*Your goal:* Where a line in the listing contains the string "title", copy that line out.

*Extracted information:*
——

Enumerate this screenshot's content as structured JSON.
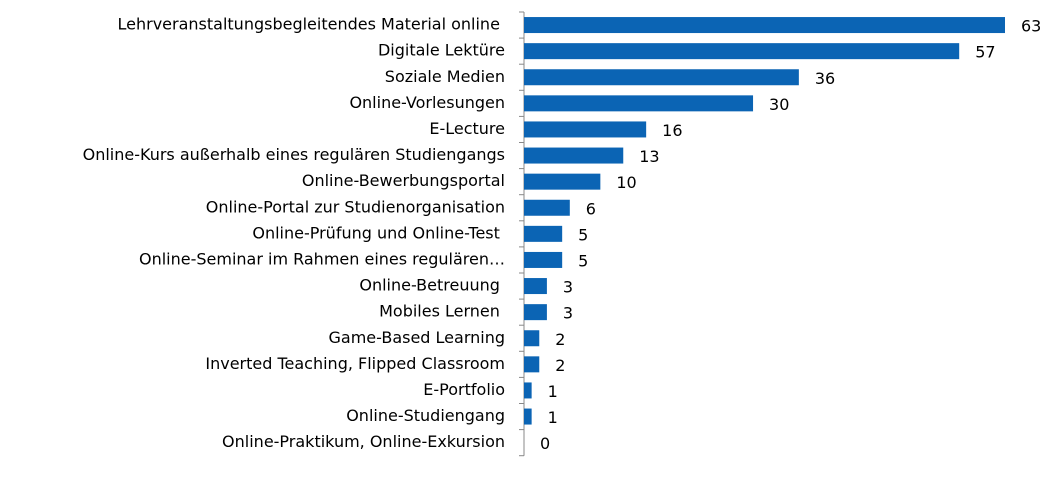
{
  "chart_data": {
    "type": "bar",
    "orientation": "horizontal",
    "categories": [
      "Lehrveranstaltungsbegleitendes Material online ",
      "Digitale Lektüre",
      "Soziale Medien",
      "Online-Vorlesungen",
      "E-Lecture",
      "Online-Kurs außerhalb eines regulären Studiengangs",
      "Online-Bewerbungsportal",
      "Online-Portal zur Studienorganisation",
      "Online-Prüfung und Online-Test ",
      "Online-Seminar im Rahmen eines regulären…",
      "Online-Betreuung ",
      "Mobiles Lernen ",
      "Game-Based Learning",
      "Inverted Teaching, Flipped Classroom",
      "E-Portfolio",
      "Online-Studiengang",
      "Online-Praktikum, Online-Exkursion"
    ],
    "values": [
      63,
      57,
      36,
      30,
      16,
      13,
      10,
      6,
      5,
      5,
      3,
      3,
      2,
      2,
      1,
      1,
      0
    ],
    "color": "#0b64b4",
    "xlim": [
      0,
      63
    ]
  }
}
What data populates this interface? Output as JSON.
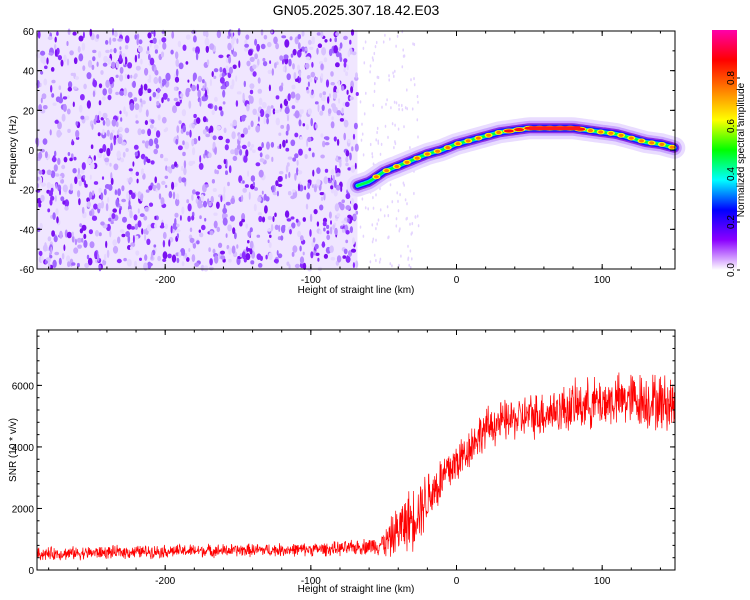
{
  "title": "GN05.2025.307.18.42.E03",
  "chart_data": [
    {
      "type": "heatmap",
      "title": "GN05.2025.307.18.42.E03",
      "xlabel": "Height of straight line (km)",
      "ylabel": "Frequency (Hz)",
      "xlim": [
        -288,
        150
      ],
      "ylim": [
        -60,
        60
      ],
      "xticks": [
        "-200",
        "-100",
        "0",
        "100"
      ],
      "xtick_values": [
        -200,
        -100,
        0,
        100
      ],
      "yticks": [
        "-60",
        "-40",
        "-20",
        "0",
        "20",
        "40",
        "60"
      ],
      "ytick_values": [
        -60,
        -40,
        -20,
        0,
        20,
        40,
        60
      ],
      "noise_region_x": [
        -288,
        -68
      ],
      "signal_track": {
        "x": [
          -68,
          -60,
          -50,
          -40,
          -30,
          -20,
          -10,
          0,
          10,
          20,
          30,
          40,
          50,
          60,
          70,
          80,
          90,
          100,
          110,
          120,
          130,
          140,
          150
        ],
        "freq": [
          -18,
          -16,
          -11,
          -8,
          -5,
          -2,
          0,
          3,
          5,
          7,
          9,
          10,
          11,
          11,
          11,
          11,
          10,
          9,
          8,
          6,
          4,
          3,
          1
        ]
      },
      "colorbar": {
        "label": "Normalized spectral amplitude",
        "range": [
          0,
          1
        ],
        "ticks": [
          "0.0",
          "0.2",
          "0.4",
          "0.6",
          "0.8"
        ],
        "tick_values": [
          0.0,
          0.2,
          0.4,
          0.6,
          0.8
        ],
        "colormap": [
          "#ffffff",
          "#8b00ff",
          "#0000ff",
          "#00ffff",
          "#00ff00",
          "#ffff00",
          "#ff8000",
          "#ff0000",
          "#ff00aa"
        ]
      }
    },
    {
      "type": "line",
      "xlabel": "Height of straight line (km)",
      "ylabel": "SNR (10 * v/v)",
      "xlim": [
        -288,
        150
      ],
      "ylim": [
        0,
        7800
      ],
      "xticks": [
        "-200",
        "-100",
        "0",
        "100"
      ],
      "xtick_values": [
        -200,
        -100,
        0,
        100
      ],
      "yticks": [
        "0",
        "2000",
        "4000",
        "6000"
      ],
      "ytick_values": [
        0,
        2000,
        4000,
        6000
      ],
      "color": "#ff0000",
      "series": [
        {
          "x": [
            -288,
            -270,
            -250,
            -230,
            -210,
            -190,
            -170,
            -150,
            -130,
            -110,
            -90,
            -75,
            -65,
            -55,
            -48,
            -42,
            -36,
            -30,
            -24,
            -18,
            -12,
            -6,
            0,
            6,
            12,
            18,
            24,
            30,
            40,
            50,
            60,
            70,
            80,
            90,
            100,
            110,
            120,
            130,
            140,
            150
          ],
          "y": [
            520,
            540,
            560,
            580,
            600,
            620,
            630,
            640,
            650,
            660,
            680,
            700,
            760,
            800,
            900,
            1200,
            1500,
            1700,
            2100,
            2500,
            2800,
            3200,
            3500,
            3800,
            4200,
            4500,
            4700,
            4800,
            4900,
            5000,
            5100,
            5200,
            5300,
            5400,
            5450,
            5500,
            5550,
            5500,
            5450,
            5400
          ],
          "noise_amplitude": [
            250,
            250,
            250,
            250,
            250,
            250,
            250,
            250,
            250,
            250,
            260,
            280,
            300,
            350,
            600,
            900,
            1100,
            1200,
            1200,
            1100,
            1000,
            1000,
            900,
            800,
            800,
            800,
            800,
            800,
            800,
            850,
            900,
            900,
            950,
            950,
            1000,
            1000,
            1050,
            1100,
            1100,
            1100
          ]
        }
      ]
    }
  ]
}
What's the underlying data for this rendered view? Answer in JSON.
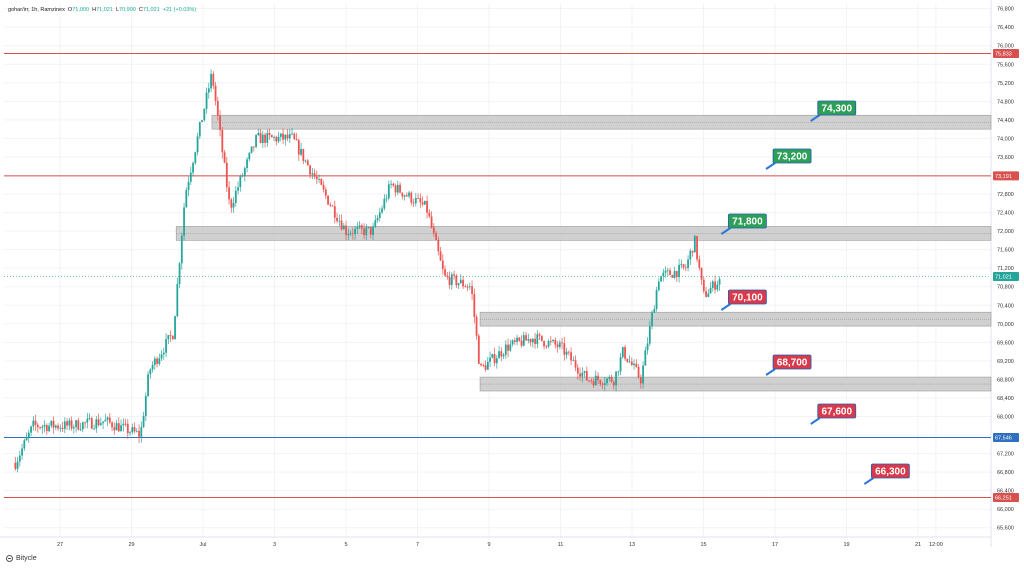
{
  "header": {
    "symbol": "gohar/irr, 1h, Ramzinex",
    "o_label": "O",
    "o_value": "71,000",
    "h_label": "H",
    "h_value": "71,021",
    "l_label": "L",
    "l_value": "70,900",
    "c_label": "C",
    "c_value": "71,021",
    "change": "+21 (+0.03%)"
  },
  "watermark": {
    "brand": "Bitycle"
  },
  "colors": {
    "up": "#26a69a",
    "down": "#ef5350",
    "resistance_line": "#d9514e",
    "support_line": "#2f6fbf",
    "zone_fill": "#c8c8c8",
    "bullish_label": "#2e9f57",
    "bearish_label": "#d83a4b",
    "label_pointer": "#2c78d6"
  },
  "chart_data": {
    "type": "candlestick",
    "timeframe": "1h",
    "x_tick_labels": [
      "27",
      "29",
      "Jul",
      "3",
      "5",
      "7",
      "9",
      "11",
      "13",
      "15",
      "17",
      "19",
      "21",
      "12:00"
    ],
    "y_tick_labels": [
      "76,800",
      "76,400",
      "76,000",
      "75,600",
      "75,200",
      "74,800",
      "74,400",
      "74,000",
      "73,600",
      "73,200",
      "72,800",
      "72,400",
      "72,000",
      "71,600",
      "71,200",
      "70,800",
      "70,400",
      "70,000",
      "69,600",
      "69,200",
      "68,800",
      "68,400",
      "68,000",
      "67,600",
      "67,200",
      "66,800",
      "66,400",
      "66,000",
      "65,600"
    ],
    "ylim": [
      65400,
      76900
    ],
    "price_path": [
      {
        "t": "Jun 25 18:00",
        "price": 67000
      },
      {
        "t": "Jun 26 06:00",
        "price": 67800
      },
      {
        "t": "Jun 27 06:00",
        "price": 67800
      },
      {
        "t": "Jun 28 06:00",
        "price": 67900
      },
      {
        "t": "Jun 29 06:00",
        "price": 67600
      },
      {
        "t": "Jun 29 12:00",
        "price": 69000
      },
      {
        "t": "Jun 30 04:00",
        "price": 69800
      },
      {
        "t": "Jun 30 12:00",
        "price": 72800
      },
      {
        "t": "Jul 01 06:00",
        "price": 75400
      },
      {
        "t": "Jul 01 18:00",
        "price": 72500
      },
      {
        "t": "Jul 02 12:00",
        "price": 74000
      },
      {
        "t": "Jul 03 12:00",
        "price": 74000
      },
      {
        "t": "Jul 04 06:00",
        "price": 73000
      },
      {
        "t": "Jul 05 00:00",
        "price": 72000
      },
      {
        "t": "Jul 05 18:00",
        "price": 72000
      },
      {
        "t": "Jul 06 06:00",
        "price": 73000
      },
      {
        "t": "Jul 07 06:00",
        "price": 72500
      },
      {
        "t": "Jul 07 18:00",
        "price": 71000
      },
      {
        "t": "Jul 08 12:00",
        "price": 70800
      },
      {
        "t": "Jul 08 18:00",
        "price": 69000
      },
      {
        "t": "Jul 09 12:00",
        "price": 69500
      },
      {
        "t": "Jul 10 06:00",
        "price": 69700
      },
      {
        "t": "Jul 11 00:00",
        "price": 69500
      },
      {
        "t": "Jul 11 18:00",
        "price": 68800
      },
      {
        "t": "Jul 12 12:00",
        "price": 68800
      },
      {
        "t": "Jul 12 18:00",
        "price": 69400
      },
      {
        "t": "Jul 13 06:00",
        "price": 68800
      },
      {
        "t": "Jul 13 18:00",
        "price": 71000
      },
      {
        "t": "Jul 14 12:00",
        "price": 71200
      },
      {
        "t": "Jul 14 18:00",
        "price": 71800
      },
      {
        "t": "Jul 15 00:00",
        "price": 70600
      },
      {
        "t": "Jul 15 12:00",
        "price": 71000
      }
    ],
    "horizontal_lines": [
      {
        "price": 75833,
        "label": "75,833",
        "style": "resistance"
      },
      {
        "price": 73191,
        "label": "73,191",
        "style": "resistance"
      },
      {
        "price": 67546,
        "label": "67,546",
        "style": "support"
      },
      {
        "price": 66251,
        "label": "66,251",
        "style": "resistance"
      }
    ],
    "zones": [
      {
        "from": 74200,
        "to": 74500,
        "start": "Jul 01 06:00"
      },
      {
        "from": 71800,
        "to": 72100,
        "start": "Jun 30 06:00"
      },
      {
        "from": 69950,
        "to": 70250,
        "start": "Jul 08 18:00"
      },
      {
        "from": 68550,
        "to": 68850,
        "start": "Jul 08 18:00"
      }
    ],
    "level_labels": [
      {
        "text": "74,300",
        "tone": "bullish",
        "anchor_time": "Jul 18 00:00"
      },
      {
        "text": "73,200",
        "tone": "bullish",
        "anchor_time": "Jul 16 18:00"
      },
      {
        "text": "71,800",
        "tone": "bullish",
        "anchor_time": "Jul 15 12:00"
      },
      {
        "text": "70,100",
        "tone": "bearish",
        "anchor_time": "Jul 15 12:00"
      },
      {
        "text": "68,700",
        "tone": "bearish",
        "anchor_time": "Jul 16 18:00"
      },
      {
        "text": "67,600",
        "tone": "bearish",
        "anchor_time": "Jul 18 00:00"
      },
      {
        "text": "66,300",
        "tone": "bearish",
        "anchor_time": "Jul 19 12:00"
      }
    ],
    "last_price": {
      "price": 71021,
      "label": "71,021"
    },
    "grid": true
  }
}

——

*Output:*
  "title": "GN05.2025.307.18.42.E03",
      "title": "GN05.2025.307.18.42.E03",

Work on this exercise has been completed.